**TEXT SECTION:**

========

Welcome To Sweden was last summer’s sweetest surprise. Greg Poehler, brother of infallible Amy, tried his own hand at a sitcom by translating his real-life experiences of following his future wife from the United States to Sweden, chronicling his problems with the cultural differences between the two countries. As Bruce, Poehler walked through the first season in a befuddled haze but resolved to stay and make it work to be with his girlfriend Emma (Josephine Bornebusch). The second season is as lovely to watch as the first, but it smartly dampens Bruce’s cultural tone deafness and expands the scope of the series to focus more on Emma and her family. While Bruce is still Welcome To Sweden’s center, Bornebusch emerges on equal footing with her co-star.
“I’m just going to come out and say it,” Bruce says to Emma’s father Birger (Claes Månsson) to start off the second season. “I’m going to ask Emma to marry me and I wanted to stop by to get your permission first.” “Well,” Birger replies, “that’s not up to me. You have to ask Emma about that.” This conversation is the type of cultural mismatch that characterized the first season, yet it perfectly encapsulates the tone of the entire show. Each side—be it American Bruce or his Swedish in-laws—interact with the best intentions, but just miss each other’s meanings. Bruce has decided he wants to marry Emma, a custom that is simply not as big of a deal in Sweden as it is in the States. Swedish weddings are boring and expensive, Emma tells Bruce before she knows his intentions. Why not just go to Thailand? Because for Bruce, it is important that he be able to keep his American identity intact.

========

**DATA LISTING:**
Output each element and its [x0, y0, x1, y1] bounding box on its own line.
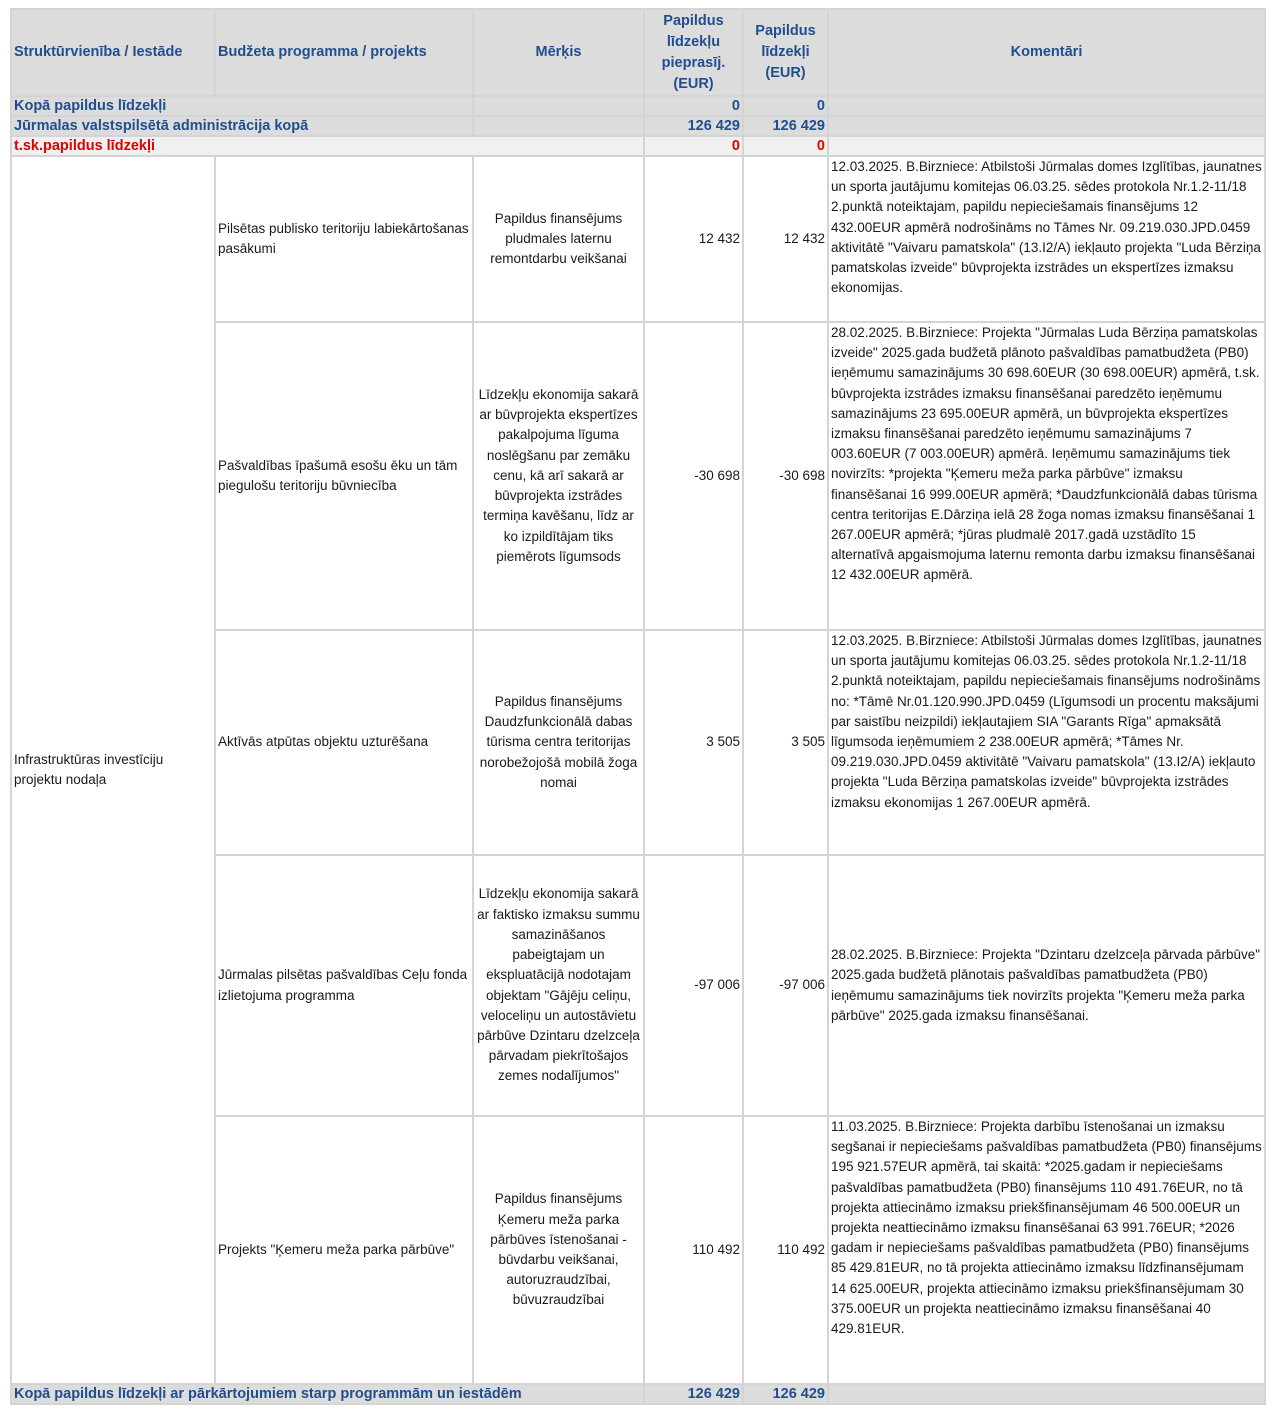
incl-requested: 0 [644, 136, 743, 156]
header-requested: Papildus līdzekļu pieprasīj. (EUR) [644, 9, 743, 96]
row-granted: -97 006 [743, 855, 828, 1116]
row-program: Pilsētas publisko teritoriju labiekārtošanas pasākumi [215, 156, 473, 322]
header-row [11, 9, 1265, 96]
summary-total-comment-empty [828, 96, 1265, 116]
row-goal: Papildus finansējums Daudzfunkcionālā dabas tūrisma centra teritorijas norobežojošā mobilā žoga nomai [473, 630, 644, 855]
admin-total-requested: 126 429 [644, 116, 743, 136]
row-comment: 12.03.2025. B.Birzniece: Atbilstoši Jūrmalas domes Izglītības, jaunatnes un sporta jautājumu komitejas 06.03.25. sēdes protokola Nr.1.2-11/18 2.punktā noteiktajam, papildu nepieciešamais finansējums 12 432.00EUR apmērā nodrošināms no Tāmes Nr. 09.219.030.JPD.0459 aktivitātē "Vaivaru pamatskola" (13.I2/A) iekļauto projekta "Luda Bērziņa pamatskolas izveide" būvprojekta izstrādes un ekspertīzes izmaksu ekonomijas. [828, 156, 1265, 322]
summary-total-granted: 0 [743, 96, 828, 116]
summary-total-label: Kopā papildus līdzekļi [11, 96, 473, 116]
incl-granted: 0 [743, 136, 828, 156]
row-goal: Līdzekļu ekonomija sakarā ar faktisko izmaksu summu samazināšanos pabeigtajam un ekspluatācijā nodotajam objektam "Gājēju celiņu, veloceliņu un autostāvietu pārbūve Dzintaru dzelzceļa pārvadam piekrītošajos zemes nodalījumos" [473, 855, 644, 1116]
row-granted: -30 698 [743, 322, 828, 630]
incl-label: t.sk.papildus līdzekļi [11, 136, 644, 156]
admin-total-label: Jūrmalas valstspilsētā administrācija kopā [11, 116, 473, 136]
admin-total-comment-empty [828, 116, 1265, 136]
row-granted: 12 432 [743, 156, 828, 322]
grand-total-comment-empty [828, 1384, 1265, 1404]
row-requested: 12 432 [644, 156, 743, 322]
row-goal: Līdzekļu ekonomija sakarā ar būvprojekta ekspertīzes pakalpojuma līguma noslēgšanu par zemāku cenu, kā arī sakarā ar būvprojekta izstrādes termiņa kavēšanu, līdz ar ko izpildītājam tiks piemērots līgumsods [473, 322, 644, 630]
row-program: Projekts "Ķemeru meža parka pārbūve" [215, 1116, 473, 1384]
admin-total-goal-empty [473, 116, 644, 136]
admin-total-row [11, 116, 1265, 136]
header-comments: Komentāri [828, 9, 1265, 96]
grand-total-label: Kopā papildus līdzekļi ar pārkārtojumiem starp programmām un iestādēm [11, 1384, 644, 1404]
admin-total-granted: 126 429 [743, 116, 828, 136]
row-goal: Papildus finansējums pludmales laternu remontdarbu veikšanai [473, 156, 644, 322]
header-program: Budžeta programma / projekts [215, 9, 473, 96]
row-requested: -97 006 [644, 855, 743, 1116]
summary-total-requested: 0 [644, 96, 743, 116]
header-goal: Mērķis [473, 9, 644, 96]
summary-total-row [11, 96, 1265, 116]
row-requested: -30 698 [644, 322, 743, 630]
grand-total-row [11, 1384, 1265, 1404]
grand-total-granted: 126 429 [743, 1384, 828, 1404]
row-granted: 3 505 [743, 630, 828, 855]
header-unit: Struktūrvienība / Iestāde [11, 9, 215, 96]
row-requested: 110 492 [644, 1116, 743, 1384]
row-program: Aktīvās atpūtas objektu uzturēšana [215, 630, 473, 855]
grand-total-requested: 126 429 [644, 1384, 743, 1404]
row-comment: 12.03.2025. B.Birzniece: Atbilstoši Jūrmalas domes Izglītības, jaunatnes un sporta jautājumu komitejas 06.03.25. sēdes protokola Nr.1.2-11/18 2.punktā noteiktajam, papildu nepieciešamais finansējums nodrošināms no: *Tāmē Nr.01.120.990.JPD.0459 (Līgumsodi un procentu maksājumi par saistību neizpildi) iekļautajiem SIA "Garants Rīga" apmaksātā līgumsoda ieņēmumiem 2 238.00EUR apmērā; *Tāmes Nr. 09.219.030.JPD.0459 aktivitātē "Vaivaru pamatskola" (13.I2/A) iekļauto projekta "Luda Bērziņa pamatskolas izveide" būvprojekta izstrādes izmaksu ekonomijas 1 267.00EUR apmērā. [828, 630, 1265, 855]
row-comment: 28.02.2025. B.Birzniece: Projekta "Jūrmalas Luda Bērziņa pamatskolas izveide" 2025.gada budžetā plānoto pašvaldības pamatbudžeta (PB0) ieņēmumu samazinājums 30 698.60EUR (30 698.00EUR) apmērā, t.sk. būvprojekta izstrādes izmaksu finansēšanai paredzēto ieņēmumu samazinājums 23 695.00EUR apmērā, un būvprojekta ekspertīzes izmaksu finansēšanai paredzēto ieņēmumu samazinājums 7 003.60EUR (7 003.00EUR) apmērā. Ieņēmumu samazinājums tiek novirzīts: *projekta "Ķemeru meža parka pārbūve" izmaksu finansēšanai 16 999.00EUR apmērā; *Daudzfunkcionālā dabas tūrisma centra teritorijas E.Dārziņa ielā 28 žoga nomas izmaksu finansēšanai 1 267.00EUR apmērā; *jūras pludmalē 2017.gadā uzstādīto 15 alternatīvā apgaismojuma laternu remonta darbu izmaksu finansēšanai 12 432.00EUR apmērā. [828, 322, 1265, 630]
summary-total-goal-empty [473, 96, 644, 116]
table-row [11, 156, 1265, 322]
unit-name: Infrastruktūras investīciju projektu nodaļa [11, 156, 215, 1384]
incl-row [11, 136, 1265, 156]
row-program: Pašvaldības īpašumā esošu ēku un tām piegulošu teritoriju būvniecība [215, 322, 473, 630]
row-goal: Papildus finansējums Ķemeru meža parka pārbūves īstenošanai - būvdarbu veikšanai, autoruzraudzībai, būvuzraudzībai [473, 1116, 644, 1384]
row-comment: 11.03.2025. B.Birzniece: Projekta darbību īstenošanai un izmaksu segšanai ir nepieciešams pašvaldības pamatbudžeta (PB0) finansējums 195 921.57EUR apmērā, tai skaitā: *2025.gadam ir nepieciešams pašvaldības pamatbudžeta (PB0) finansējums 110 491.76EUR, no tā projekta attiecināmo izmaksu priekšfinansējumam 46 500.00EUR un projekta neattiecināmo izmaksu finansēšanai 63 991.76EUR; *2026 gadam ir nepieciešams pašvaldības pamatbudžeta (PB0) finansējums 85 429.81EUR, no tā projekta attiecināmo izmaksu līdzfinansējumam 14 625.00EUR, projekta attiecināmo izmaksu priekšfinansējumam 30 375.00EUR un projekta neattiecināmo izmaksu finansēšanai 40 429.81EUR. [828, 1116, 1265, 1384]
header-granted: Papildus līdzekļi (EUR) [743, 9, 828, 96]
row-comment: 28.02.2025. B.Birzniece: Projekta "Dzintaru dzelzceļa pārvada pārbūve" 2025.gada budžetā plānotais pašvaldības pamatbudžeta (PB0) ieņēmumu samazinājums tiek novirzīts projekta "Ķemeru meža parka pārbūve" 2025.gada izmaksu finansēšanai. [828, 855, 1265, 1116]
row-granted: 110 492 [743, 1116, 828, 1384]
row-requested: 3 505 [644, 630, 743, 855]
incl-comment-empty [828, 136, 1265, 156]
budget-table [10, 8, 1266, 1405]
row-program: Jūrmalas pilsētas pašvaldības Ceļu fonda izlietojuma programma [215, 855, 473, 1116]
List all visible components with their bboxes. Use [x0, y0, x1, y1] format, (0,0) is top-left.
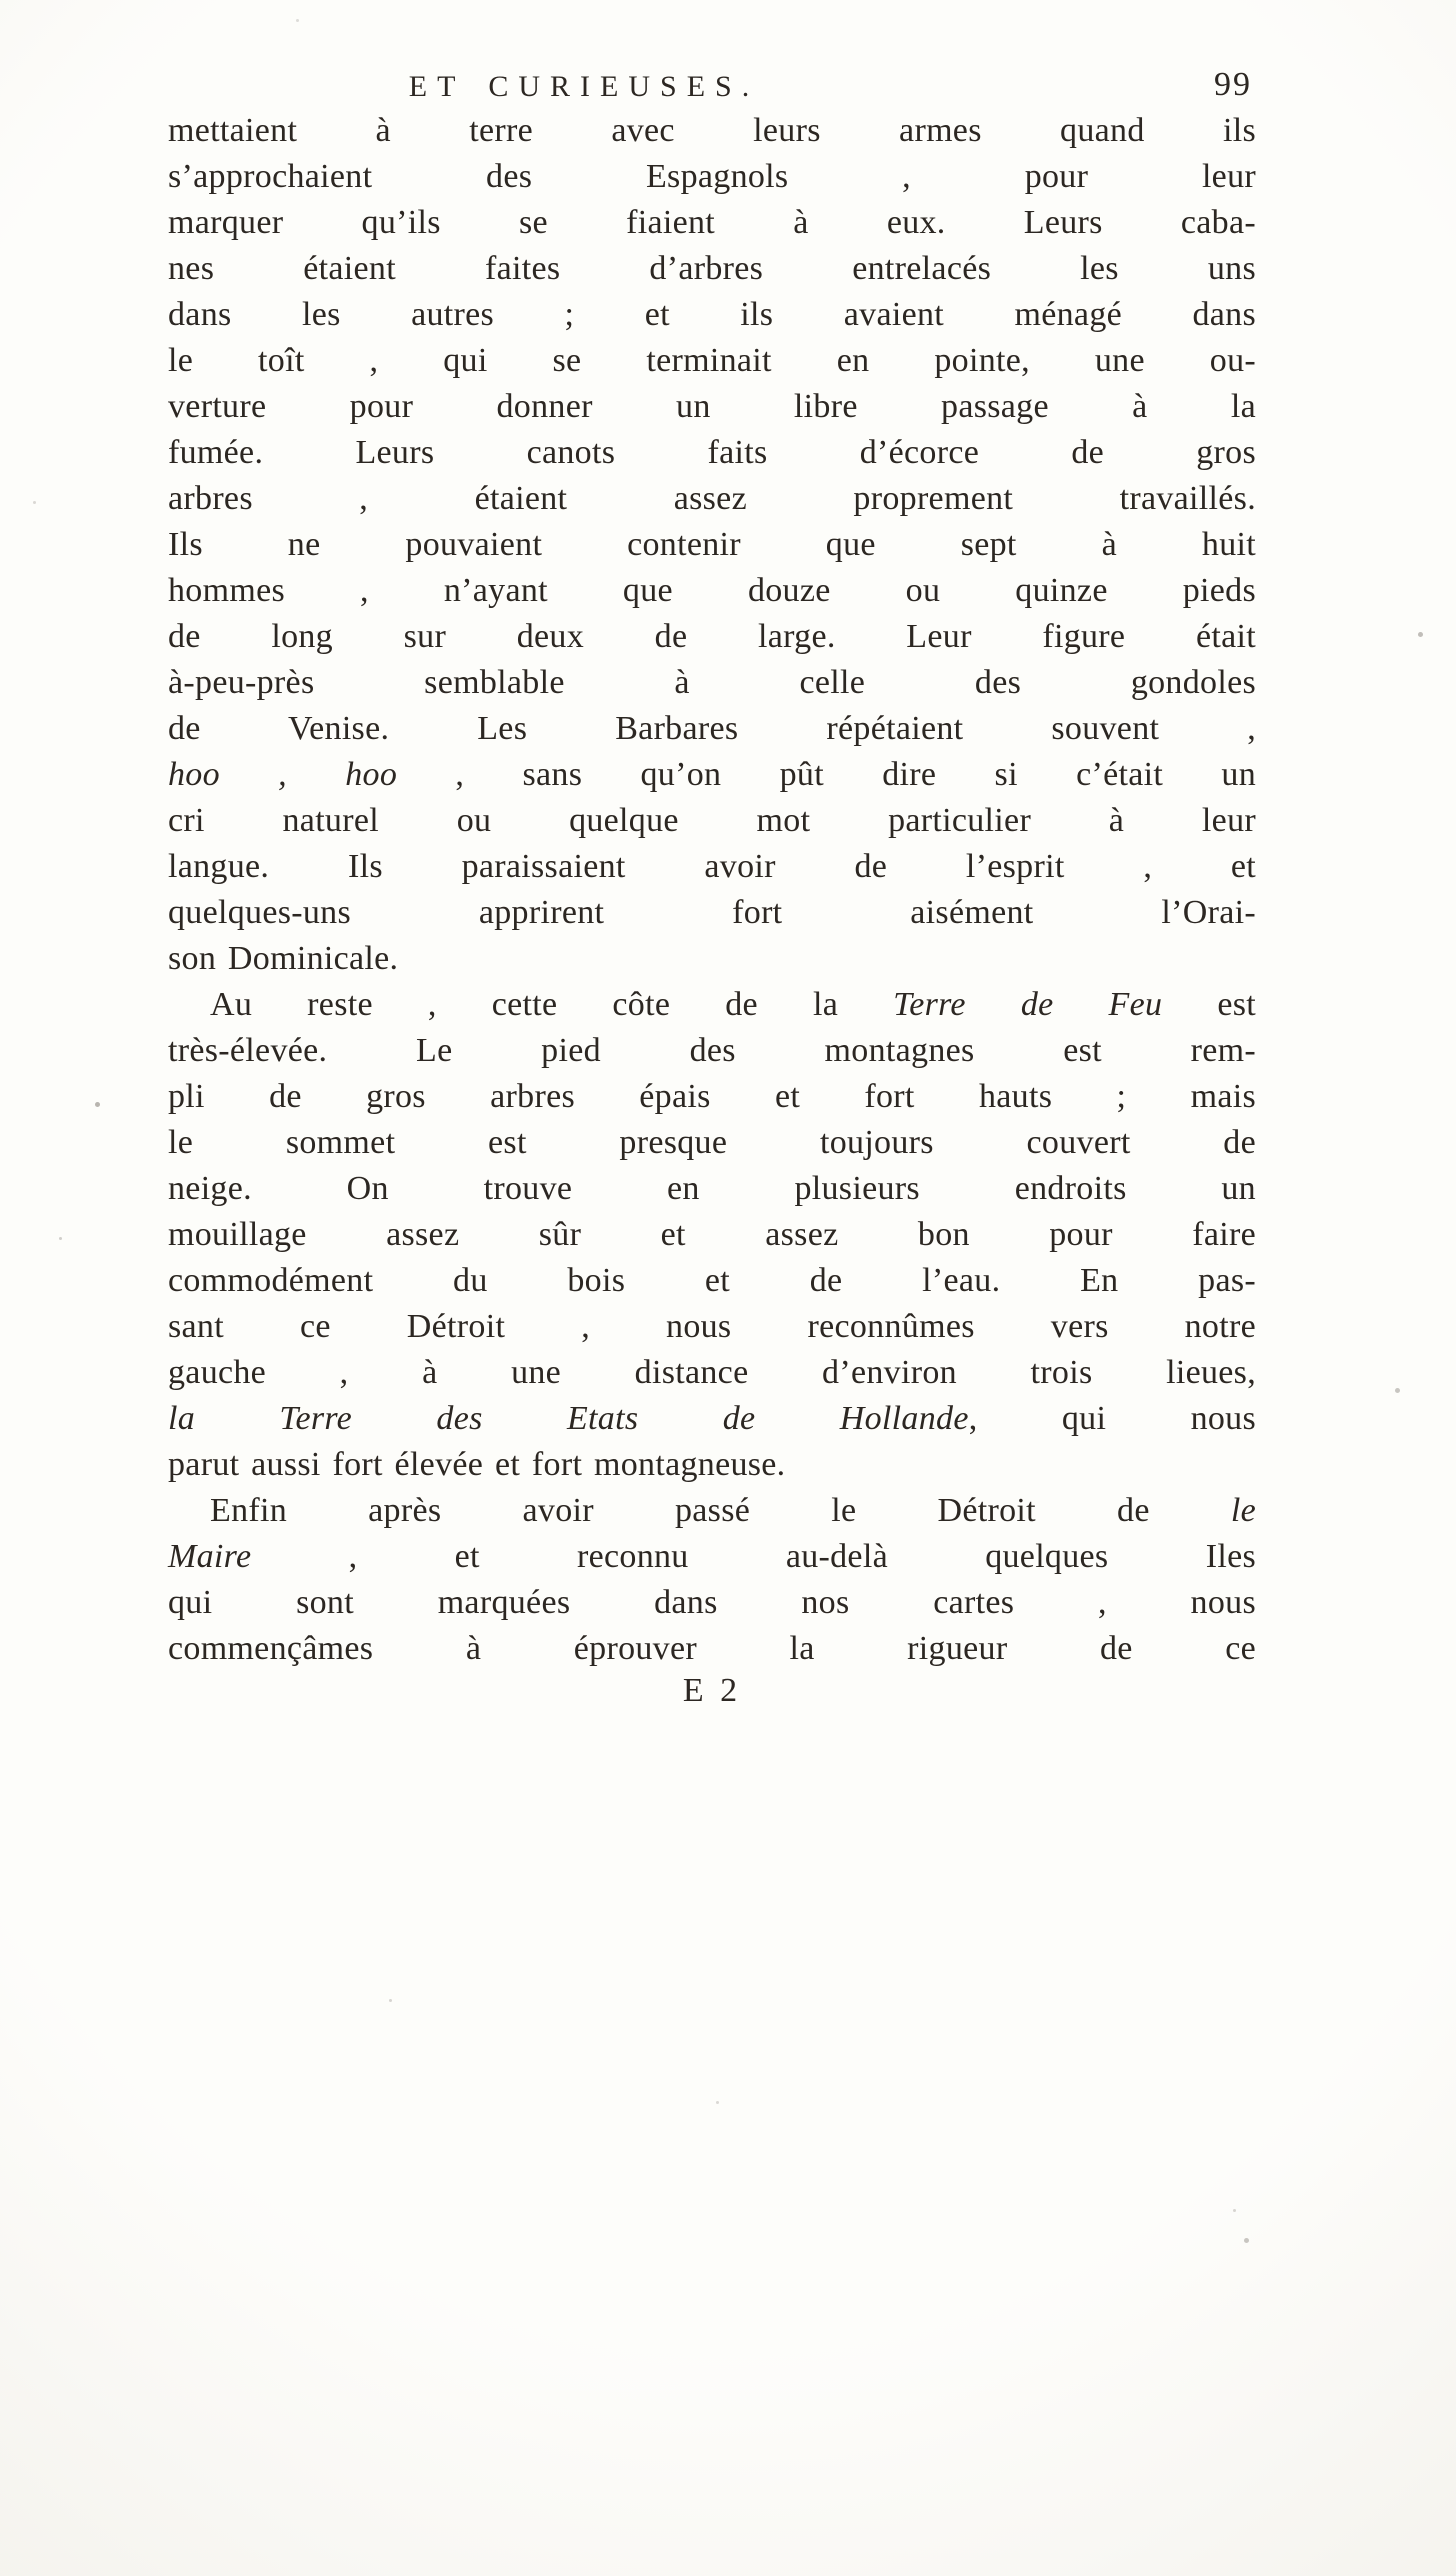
text-run: langue. Ils paraissaient avoir de l’esprit , et	[168, 848, 1256, 885]
text-line	[168, 752, 1256, 798]
text-run: sant ce Détroit , nous reconnûmes vers notre	[168, 1308, 1256, 1345]
text-run: son Dominicale.	[168, 940, 399, 977]
signature-mark: E 2	[682, 1672, 742, 1709]
text-run: hommes , n’ayant que douze ou quinze pieds	[168, 572, 1256, 609]
text-run: de long sur deux de large. Leur figure était	[168, 618, 1256, 655]
italic-text: hoo , hoo	[168, 756, 398, 793]
text-line	[168, 1074, 1256, 1120]
text-line	[168, 292, 1256, 338]
text-line	[168, 660, 1256, 706]
text-run: pli de gros arbres épais et fort hauts ; mais	[168, 1078, 1256, 1115]
text-run: nes étaient faites d’arbres entrelacés les uns	[168, 250, 1256, 287]
text-line	[168, 430, 1256, 476]
italic-text: la Terre des Etats de Hollande	[168, 1400, 969, 1437]
text-run: s’approchaient des Espagnols , pour leur	[168, 158, 1256, 195]
text-run: commençâmes à éprouver la rigueur de ce	[168, 1630, 1256, 1667]
text-run: est	[1162, 986, 1256, 1023]
text-run: commodément du bois et de l’eau. En pas-	[168, 1262, 1256, 1299]
page-header	[168, 66, 1256, 110]
text-run: de Venise. Les Barbares répétaient souvent ,	[168, 710, 1256, 747]
text-run: , sans qu’on pût dire si c’était un	[397, 756, 1256, 793]
text-run: Ils ne pouvaient contenir que sept à huit	[168, 526, 1256, 563]
text-run: , qui nous	[968, 1400, 1256, 1437]
text-line	[168, 1120, 1256, 1166]
text-run: le toît , qui se terminait en pointe, une ou-	[168, 342, 1256, 379]
text-line	[168, 1396, 1256, 1442]
text-run: dans les autres ; et ils avaient ménagé dans	[168, 296, 1256, 333]
italic-text: Terre de Feu	[893, 986, 1163, 1023]
text-run: mettaient à terre avec leurs armes quand ils	[168, 112, 1256, 149]
text-run: quelques-uns apprirent fort aisément l’Orai-	[168, 894, 1256, 931]
text-line	[168, 798, 1256, 844]
text-line	[168, 1304, 1256, 1350]
page-text	[168, 108, 1256, 1672]
text-run: à-peu-près semblable à celle des gondoles	[168, 664, 1256, 701]
text-line	[168, 338, 1256, 384]
text-line	[168, 154, 1256, 200]
text-line	[168, 108, 1256, 154]
text-run: mouillage assez sûr et assez bon pour faire	[168, 1216, 1256, 1253]
text-run: le sommet est presque toujours couvert de	[168, 1124, 1256, 1161]
text-line	[168, 246, 1256, 292]
text-line	[168, 890, 1256, 936]
text-line	[168, 1488, 1256, 1534]
text-run: , et reconnu au-delà quelques Iles	[251, 1538, 1256, 1575]
text-line	[168, 844, 1256, 890]
page-number: 99	[1214, 66, 1252, 103]
text-run: arbres , étaient assez proprement travaillés.	[168, 480, 1256, 517]
text-run: neige. On trouve en plusieurs endroits un	[168, 1170, 1256, 1207]
text-line	[168, 982, 1256, 1028]
running-title: ET CURIEUSES.	[408, 70, 760, 103]
text-line	[168, 568, 1256, 614]
text-run: gauche , à une distance d’environ trois lieues,	[168, 1354, 1256, 1391]
text-run: marquer qu’ils se fiaient à eux. Leurs caba-	[168, 204, 1256, 241]
text-line	[168, 614, 1256, 660]
text-run: fumée. Leurs canots faits d’écorce de gros	[168, 434, 1256, 471]
text-line	[168, 1442, 1256, 1488]
text-run: très-élevée. Le pied des montagnes est rem-	[168, 1032, 1256, 1069]
text-run: Au reste , cette côte de la	[210, 986, 894, 1023]
text-run: Enfin après avoir passé le Détroit de	[210, 1492, 1231, 1529]
text-line	[168, 1350, 1256, 1396]
text-line	[168, 1258, 1256, 1304]
text-line	[168, 1580, 1256, 1626]
text-line	[168, 1212, 1256, 1258]
text-line	[168, 522, 1256, 568]
text-line	[168, 476, 1256, 522]
text-line	[168, 1534, 1256, 1580]
text-line	[168, 1028, 1256, 1074]
italic-text: Maire	[168, 1538, 252, 1575]
text-run: parut aussi fort élevée et fort montagneuse.	[168, 1446, 786, 1483]
text-line	[168, 384, 1256, 430]
text-line	[168, 936, 1256, 982]
text-run: verture pour donner un libre passage à la	[168, 388, 1256, 425]
text-line	[168, 200, 1256, 246]
text-line	[168, 1166, 1256, 1212]
text-run: cri naturel ou quelque mot particulier à leur	[168, 802, 1256, 839]
text-line	[168, 706, 1256, 752]
italic-text: le	[1230, 1492, 1256, 1529]
text-run: qui sont marquées dans nos cartes , nous	[168, 1584, 1256, 1621]
text-line	[168, 1626, 1256, 1672]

========

**TASKS TO COMPLETE:**
1. Using the Welcome To Sweden review, answer these:
(a) Which actor plays Emma?
(b) How does Birger respond when Bruce asks his permission to marry Emma?
(c) Where does Emma suggest going instead of having a Swedish wedding?
2. Count the lines of the rows that contain the string "aktivitātē", treating case as significant. Reply with the number alone.

**CORRECT ANSWERS:**
1.
(a) Josephine Bornebusch.
(b) He says it's not up to him and that Bruce has to ask Emma.
(c) Thailand.

2. 2